Entries with figure data:
-----
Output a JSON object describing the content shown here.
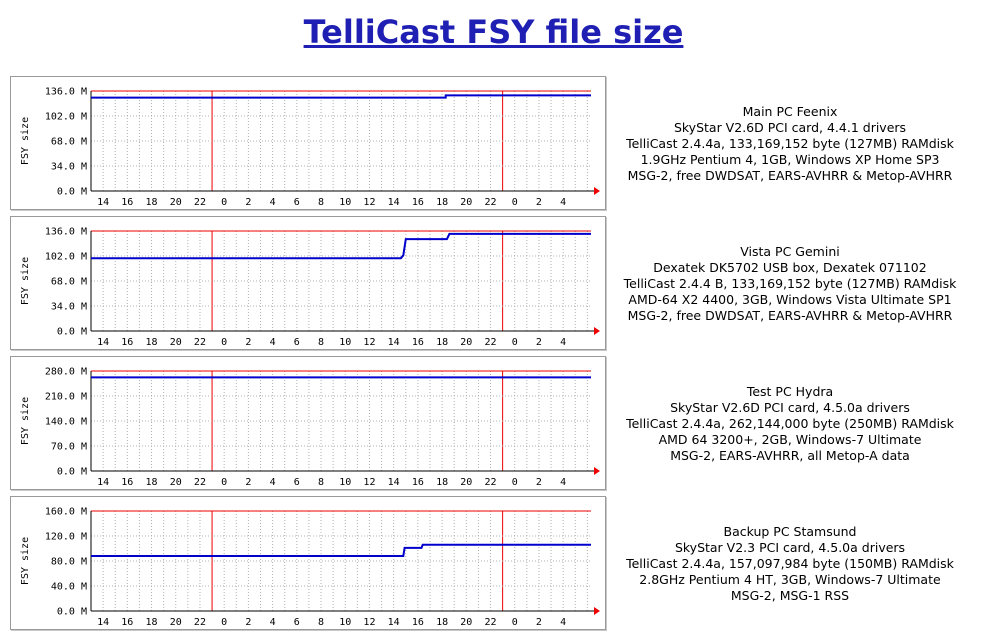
{
  "page": {
    "title": "TelliCast FSY file size"
  },
  "colors": {
    "line": "#0000cc",
    "midnight": "#ee0000",
    "grid": "#b0b0b0",
    "arrow": "#ee0000"
  },
  "chart_data": [
    {
      "type": "line",
      "ylabel": "FSY size",
      "ylim": [
        0,
        136
      ],
      "yticks": [
        "136.0 M",
        "102.0 M",
        "68.0 M",
        "34.0 M",
        "0.0 M"
      ],
      "xticks": [
        "14",
        "16",
        "18",
        "20",
        "22",
        "0",
        "2",
        "4",
        "6",
        "8",
        "10",
        "12",
        "14",
        "16",
        "18",
        "20",
        "22",
        "0",
        "2",
        "4"
      ],
      "series": [
        {
          "points": [
            [
              0,
              127
            ],
            [
              29.3,
              127
            ],
            [
              29.3,
              130
            ],
            [
              41.3,
              130
            ]
          ]
        }
      ],
      "description": [
        "Main PC Feenix",
        "SkyStar V2.6D PCI card, 4.4.1 drivers",
        "TelliCast 2.4.4a, 133,169,152 byte (127MB) RAMdisk",
        "1.9GHz Pentium 4, 1GB, Windows XP Home SP3",
        "MSG-2, free DWDSAT, EARS-AVHRR & Metop-AVHRR"
      ]
    },
    {
      "type": "line",
      "ylabel": "FSY size",
      "ylim": [
        0,
        136
      ],
      "yticks": [
        "136.0 M",
        "102.0 M",
        "68.0 M",
        "34.0 M",
        "0.0 M"
      ],
      "xticks": [
        "14",
        "16",
        "18",
        "20",
        "22",
        "0",
        "2",
        "4",
        "6",
        "8",
        "10",
        "12",
        "14",
        "16",
        "18",
        "20",
        "22",
        "0",
        "2",
        "4"
      ],
      "series": [
        {
          "points": [
            [
              0,
              99
            ],
            [
              25.6,
              99
            ],
            [
              25.8,
              103
            ],
            [
              26.0,
              125
            ],
            [
              29.4,
              125
            ],
            [
              29.6,
              132
            ],
            [
              41.3,
              132
            ]
          ]
        }
      ],
      "description": [
        "Vista PC Gemini",
        "Dexatek DK5702 USB box, Dexatek 071102",
        "TelliCast 2.4.4 B, 133,169,152 byte (127MB) RAMdisk",
        "AMD-64 X2 4400, 3GB, Windows Vista Ultimate SP1",
        "MSG-2, free DWDSAT, EARS-AVHRR & Metop-AVHRR"
      ]
    },
    {
      "type": "line",
      "ylabel": "FSY size",
      "ylim": [
        0,
        280
      ],
      "yticks": [
        "280.0 M",
        "210.0 M",
        "140.0 M",
        "70.0 M",
        "0.0 M"
      ],
      "xticks": [
        "14",
        "16",
        "18",
        "20",
        "22",
        "0",
        "2",
        "4",
        "6",
        "8",
        "10",
        "12",
        "14",
        "16",
        "18",
        "20",
        "22",
        "0",
        "2",
        "4"
      ],
      "series": [
        {
          "points": [
            [
              0,
              262
            ],
            [
              41.3,
              262
            ]
          ]
        }
      ],
      "description": [
        "Test PC Hydra",
        "SkyStar V2.6D PCI card, 4.5.0a drivers",
        "TelliCast 2.4.4a, 262,144,000 byte (250MB) RAMdisk",
        "AMD 64 3200+, 2GB, Windows-7 Ultimate",
        "MSG-2, EARS-AVHRR, all Metop-A data"
      ]
    },
    {
      "type": "line",
      "ylabel": "FSY size",
      "ylim": [
        0,
        160
      ],
      "yticks": [
        "160.0 M",
        "120.0 M",
        "80.0 M",
        "40.0 M",
        "0.0 M"
      ],
      "xticks": [
        "14",
        "16",
        "18",
        "20",
        "22",
        "0",
        "2",
        "4",
        "6",
        "8",
        "10",
        "12",
        "14",
        "16",
        "18",
        "20",
        "22",
        "0",
        "2",
        "4"
      ],
      "series": [
        {
          "points": [
            [
              0,
              88
            ],
            [
              25.8,
              88
            ],
            [
              25.9,
              101
            ],
            [
              27.3,
              101
            ],
            [
              27.4,
              106
            ],
            [
              41.3,
              106
            ]
          ]
        }
      ],
      "description": [
        "Backup PC Stamsund",
        "SkyStar V2.3 PCI card, 4.5.0a drivers",
        "TelliCast 2.4.4a, 157,097,984 byte (150MB) RAMdisk",
        "2.8GHz Pentium 4 HT, 3GB, Windows-7 Ultimate",
        "MSG-2, MSG-1 RSS"
      ]
    }
  ]
}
-----
Using the listing above, list every line in which the string "card" occurs.

        "SkyStar V2.6D PCI card, 4.4.1 drivers",
        "SkyStar V2.6D PCI card, 4.5.0a drivers",
        "SkyStar V2.3 PCI card, 4.5.0a drivers",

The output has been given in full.